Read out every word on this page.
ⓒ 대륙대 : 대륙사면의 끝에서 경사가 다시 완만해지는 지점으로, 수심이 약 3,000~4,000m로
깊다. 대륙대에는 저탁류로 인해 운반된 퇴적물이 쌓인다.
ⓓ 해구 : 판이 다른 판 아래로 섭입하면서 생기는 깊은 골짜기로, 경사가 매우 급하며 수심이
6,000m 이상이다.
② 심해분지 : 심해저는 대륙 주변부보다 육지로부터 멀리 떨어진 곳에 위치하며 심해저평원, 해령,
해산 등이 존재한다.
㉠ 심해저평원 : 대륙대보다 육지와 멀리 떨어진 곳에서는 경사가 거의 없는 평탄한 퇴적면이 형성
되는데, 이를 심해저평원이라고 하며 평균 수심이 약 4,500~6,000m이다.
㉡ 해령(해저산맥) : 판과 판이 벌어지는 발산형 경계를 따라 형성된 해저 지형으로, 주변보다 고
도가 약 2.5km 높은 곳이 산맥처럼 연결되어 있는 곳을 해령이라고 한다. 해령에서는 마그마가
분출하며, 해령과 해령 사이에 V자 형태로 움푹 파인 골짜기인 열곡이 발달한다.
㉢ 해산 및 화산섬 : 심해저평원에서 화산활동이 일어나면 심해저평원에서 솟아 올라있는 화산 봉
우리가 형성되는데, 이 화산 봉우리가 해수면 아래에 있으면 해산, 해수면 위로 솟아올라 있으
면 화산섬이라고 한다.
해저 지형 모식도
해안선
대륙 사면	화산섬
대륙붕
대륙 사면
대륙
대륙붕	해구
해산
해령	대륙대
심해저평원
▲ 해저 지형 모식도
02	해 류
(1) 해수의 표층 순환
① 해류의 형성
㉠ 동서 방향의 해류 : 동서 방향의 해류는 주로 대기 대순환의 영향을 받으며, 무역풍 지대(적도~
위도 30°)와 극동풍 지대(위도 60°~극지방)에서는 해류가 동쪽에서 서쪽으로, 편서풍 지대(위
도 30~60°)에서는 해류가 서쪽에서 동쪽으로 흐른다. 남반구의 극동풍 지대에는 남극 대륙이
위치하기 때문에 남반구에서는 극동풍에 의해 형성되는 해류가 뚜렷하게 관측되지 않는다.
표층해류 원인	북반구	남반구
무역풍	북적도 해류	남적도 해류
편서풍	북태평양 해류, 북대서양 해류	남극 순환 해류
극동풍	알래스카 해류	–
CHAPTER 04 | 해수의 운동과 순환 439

_Exercise prompt_. Print out every entry, keeping each one exact.

_Task output_.
Read out every word on this page.
ⓒ 대륙대 : 대륙사면의 끝에서 경사가 다시 완만해지는 지점으로, 수심이 약 3,000~4,000m로
깊다. 대륙대에는 저탁류로 인해 운반된 퇴적물이 쌓인다.
ⓓ 해구 : 판이 다른 판 아래로 섭입하면서 생기는 깊은 골짜기로, 경사가 매우 급하며 수심이
6,000m 이상이다.
② 심해분지 : 심해저는 대륙 주변부보다 육지로부터 멀리 떨어진 곳에 위치하며 심해저평원, 해령,
해산 등이 존재한다.
㉠ 심해저평원 : 대륙대보다 육지와 멀리 떨어진 곳에서는 경사가 거의 없는 평탄한 퇴적면이 형성
되는데, 이를 심해저평원이라고 하며 평균 수심이 약 4,500~6,000m이다.
㉡ 해령(해저산맥) : 판과 판이 벌어지는 발산형 경계를 따라 형성된 해저 지형으로, 주변보다 고
도가 약 2.5km 높은 곳이 산맥처럼 연결되어 있는 곳을 해령이라고 한다. 해령에서는 마그마가
분출하며, 해령과 해령 사이에 V자 형태로 움푹 파인 골짜기인 열곡이 발달한다.
㉢ 해산 및 화산섬 : 심해저평원에서 화산활동이 일어나면 심해저평원에서 솟아 올라있는 화산 봉
우리가 형성되는데, 이 화산 봉우리가 해수면 아래에 있으면 해산, 해수면 위로 솟아올라 있으
면 화산섬이라고 한다.
해저 지형 모식도
해안선
대륙 사면	화산섬
대륙붕
대륙 사면
대륙
대륙붕	해구
해산
해령	대륙대
심해저평원
▲ 해저 지형 모식도
02	해 류
(1) 해수의 표층 순환
① 해류의 형성
㉠ 동서 방향의 해류 : 동서 방향의 해류는 주로 대기 대순환의 영향을 받으며, 무역풍 지대(적도~
위도 30°)와 극동풍 지대(위도 60°~극지방)에서는 해류가 동쪽에서 서쪽으로, 편서풍 지대(위
도 30~60°)에서는 해류가 서쪽에서 동쪽으로 흐른다. 남반구의 극동풍 지대에는 남극 대륙이
위치하기 때문에 남반구에서는 극동풍에 의해 형성되는 해류가 뚜렷하게 관측되지 않는다.
표층해류 원인	북반구	남반구
무역풍	북적도 해류	남적도 해류
편서풍	북태평양 해류, 북대서양 해류	남극 순환 해류
극동풍	알래스카 해류	–
CHAPTER 04 | 해수의 운동과 순환 439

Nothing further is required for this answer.